──────── EXTRACTO DEL DOCUMENTO

Época: Arte Español del Siglo XVIII
Inicio: Año 1700
Fin: Año 1800

Antecedente:
Arquitectura barroca en Galicia

(C) María Dolores Vila



Comentario

Don José de Vega y Verdugo, conde de Alba Real, es una de las personalidades más complejas e interesantes de su tiempo, representante, según Bonet Correa, del teórico ilustrado capaz de dirigir y aglutinar bajo su mandato a una serie de artistas a los que formará en el gusto más actualizado tanto del arte italiano, que él sin duda había conocido durante su estancia en Italia, como de lo que se estaba llevando a cabo en la Corte de Madrid, en aquellos momentos en plena fiebre de renovación artística.
La visión que Vega y Verdugo tuvo de la catedral de Santiago, tras su toma de posesión capitular en 1649, hubo de parecerle pobre e indigna de una Sede Apostólica, por lo que comenzó de inmediato a presionar sobre sus compañeros del Cabildo para iniciar una gigantesca renovación de este edificio hecho de añadidos y carente de unidad. Expresará su propuesta de forma escrita en el famoso "Informe sobre la construcción de varias obras en la catedral de Santiago de Compostela", manifiesto de una nueva estética en el que, a lo largo de cuarenta y ocho folios con once dibujos intercalados, expresa sus gustos, conocimientos y su propuesta de remozamiento de la catedral de Santiago, tanto interior como exteriormente. A lo largo de su escrito, Vega muestra todavía una formación clasicista, por su respeto por los órdenes o las proporciones, las referencias a la simetría o a los tratadistas como Vitruvio, pero todo ello ha de considerarse en relación con la idea de un engrandecimiento de la basílica, la búsqueda de unos efectos ópticos inusitados y un dominio ornamental ya barrocos.

────────────────

__RETO 1__. Según el fragmento sobre el conde de Alba Real, ¿en qué año tomó Vega y Verdugo posesión capitular?
__RETO 2__. Reescribe el fragmento sobre el conde de Alba Real entre "Don José de" y "de renovación artística.", ambos incluidos, con "corte madrileña" en lugar de "Corte de Madrid".

──────── FILAS

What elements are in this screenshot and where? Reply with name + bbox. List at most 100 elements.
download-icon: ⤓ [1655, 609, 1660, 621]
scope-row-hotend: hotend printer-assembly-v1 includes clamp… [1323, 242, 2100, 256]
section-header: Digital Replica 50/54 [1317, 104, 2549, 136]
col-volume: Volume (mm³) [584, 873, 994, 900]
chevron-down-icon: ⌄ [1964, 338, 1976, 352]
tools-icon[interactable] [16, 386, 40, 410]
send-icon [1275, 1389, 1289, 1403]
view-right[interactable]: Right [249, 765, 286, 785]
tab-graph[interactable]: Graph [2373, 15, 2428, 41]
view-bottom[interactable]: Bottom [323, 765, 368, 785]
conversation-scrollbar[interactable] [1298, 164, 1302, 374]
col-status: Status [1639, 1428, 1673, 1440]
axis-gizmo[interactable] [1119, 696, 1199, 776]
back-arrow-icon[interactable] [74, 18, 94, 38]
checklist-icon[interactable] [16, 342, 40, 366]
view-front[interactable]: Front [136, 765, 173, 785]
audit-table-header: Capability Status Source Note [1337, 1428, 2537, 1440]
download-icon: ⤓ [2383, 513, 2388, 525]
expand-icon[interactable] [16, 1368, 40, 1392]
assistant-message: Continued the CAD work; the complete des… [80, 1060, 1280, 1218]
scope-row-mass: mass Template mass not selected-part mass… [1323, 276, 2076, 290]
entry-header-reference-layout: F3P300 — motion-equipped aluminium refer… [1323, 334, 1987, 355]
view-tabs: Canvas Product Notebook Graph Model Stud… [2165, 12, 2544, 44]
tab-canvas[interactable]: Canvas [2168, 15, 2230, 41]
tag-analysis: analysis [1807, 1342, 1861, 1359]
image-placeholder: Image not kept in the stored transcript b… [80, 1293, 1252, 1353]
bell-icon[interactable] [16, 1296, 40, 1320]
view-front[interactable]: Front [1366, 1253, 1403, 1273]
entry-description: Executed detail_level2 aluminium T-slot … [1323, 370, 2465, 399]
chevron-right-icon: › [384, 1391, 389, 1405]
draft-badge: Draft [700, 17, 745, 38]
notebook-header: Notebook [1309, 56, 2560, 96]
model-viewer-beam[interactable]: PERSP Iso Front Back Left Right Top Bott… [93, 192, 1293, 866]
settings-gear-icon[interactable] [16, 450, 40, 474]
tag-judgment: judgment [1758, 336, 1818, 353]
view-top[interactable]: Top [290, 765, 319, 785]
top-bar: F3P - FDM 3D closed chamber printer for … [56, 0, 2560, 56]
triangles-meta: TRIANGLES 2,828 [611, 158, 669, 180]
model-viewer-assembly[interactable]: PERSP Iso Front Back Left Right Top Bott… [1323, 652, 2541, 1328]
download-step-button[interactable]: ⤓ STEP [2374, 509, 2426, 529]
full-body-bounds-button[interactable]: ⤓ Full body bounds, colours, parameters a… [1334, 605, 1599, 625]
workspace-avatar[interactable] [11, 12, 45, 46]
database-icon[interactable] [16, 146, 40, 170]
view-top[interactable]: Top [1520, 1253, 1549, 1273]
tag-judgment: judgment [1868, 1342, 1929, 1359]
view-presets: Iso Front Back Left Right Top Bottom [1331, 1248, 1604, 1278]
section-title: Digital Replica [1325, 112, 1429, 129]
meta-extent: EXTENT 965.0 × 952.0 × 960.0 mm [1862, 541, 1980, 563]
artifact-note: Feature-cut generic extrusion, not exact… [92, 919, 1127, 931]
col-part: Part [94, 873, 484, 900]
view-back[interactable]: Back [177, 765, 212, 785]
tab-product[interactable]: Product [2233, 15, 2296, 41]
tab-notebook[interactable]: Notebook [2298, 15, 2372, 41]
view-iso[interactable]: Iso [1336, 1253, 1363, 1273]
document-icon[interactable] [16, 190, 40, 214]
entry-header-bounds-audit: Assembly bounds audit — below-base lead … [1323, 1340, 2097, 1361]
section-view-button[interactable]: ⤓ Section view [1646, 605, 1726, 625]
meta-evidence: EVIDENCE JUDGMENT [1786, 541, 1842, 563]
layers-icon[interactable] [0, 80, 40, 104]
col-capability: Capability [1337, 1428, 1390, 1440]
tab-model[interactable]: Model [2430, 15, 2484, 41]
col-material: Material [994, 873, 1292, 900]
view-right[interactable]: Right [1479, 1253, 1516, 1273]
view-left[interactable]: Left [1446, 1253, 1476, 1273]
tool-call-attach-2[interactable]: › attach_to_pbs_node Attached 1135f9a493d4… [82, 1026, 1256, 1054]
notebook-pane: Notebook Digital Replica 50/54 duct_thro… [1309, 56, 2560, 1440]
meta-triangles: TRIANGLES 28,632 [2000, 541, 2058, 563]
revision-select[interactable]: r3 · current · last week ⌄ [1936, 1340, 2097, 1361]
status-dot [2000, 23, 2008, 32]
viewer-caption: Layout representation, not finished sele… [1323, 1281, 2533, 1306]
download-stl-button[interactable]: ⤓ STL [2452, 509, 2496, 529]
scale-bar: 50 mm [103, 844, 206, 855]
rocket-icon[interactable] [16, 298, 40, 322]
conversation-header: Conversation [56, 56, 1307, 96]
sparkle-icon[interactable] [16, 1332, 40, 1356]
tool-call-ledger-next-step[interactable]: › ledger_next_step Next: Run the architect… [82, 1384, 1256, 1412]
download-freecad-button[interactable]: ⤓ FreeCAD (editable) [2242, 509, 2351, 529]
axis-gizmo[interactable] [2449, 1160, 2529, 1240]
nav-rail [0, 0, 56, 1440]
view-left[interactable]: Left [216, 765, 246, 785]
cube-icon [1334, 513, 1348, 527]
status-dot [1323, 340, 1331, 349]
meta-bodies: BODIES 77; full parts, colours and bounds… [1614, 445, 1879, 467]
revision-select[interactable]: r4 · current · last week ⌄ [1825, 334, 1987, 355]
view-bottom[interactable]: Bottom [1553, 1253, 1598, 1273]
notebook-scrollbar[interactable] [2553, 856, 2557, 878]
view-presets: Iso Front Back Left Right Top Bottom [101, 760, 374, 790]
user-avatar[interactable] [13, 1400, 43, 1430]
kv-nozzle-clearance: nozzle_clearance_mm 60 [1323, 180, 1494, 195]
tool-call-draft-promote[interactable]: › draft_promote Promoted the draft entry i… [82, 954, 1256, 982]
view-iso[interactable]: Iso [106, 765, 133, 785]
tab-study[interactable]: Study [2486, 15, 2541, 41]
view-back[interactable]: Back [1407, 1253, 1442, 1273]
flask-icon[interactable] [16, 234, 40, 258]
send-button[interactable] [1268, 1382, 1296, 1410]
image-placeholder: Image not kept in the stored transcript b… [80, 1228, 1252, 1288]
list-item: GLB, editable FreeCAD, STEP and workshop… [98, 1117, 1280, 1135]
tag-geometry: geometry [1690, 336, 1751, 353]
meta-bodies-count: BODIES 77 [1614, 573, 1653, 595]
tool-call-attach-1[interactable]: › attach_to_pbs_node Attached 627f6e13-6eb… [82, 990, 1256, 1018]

────────────────

__RESPUESTA 1__. En 1649.

__RESPUESTA 2__.
Don José de Vega y Verdugo, conde de Alba Real, es una de las personalidades más complejas e interesantes de su tiempo, representante, según Bonet Correa, del teórico ilustrado capaz de dirigir y aglutinar bajo su mandato a una serie de artistas a los que formará en el gusto más actualizado tanto del arte italiano, que él sin duda había conocido durante su estancia en Italia, como de lo que se estaba llevando a cabo en la corte madrileña, en aquellos momentos en plena fiebre de renovación artística.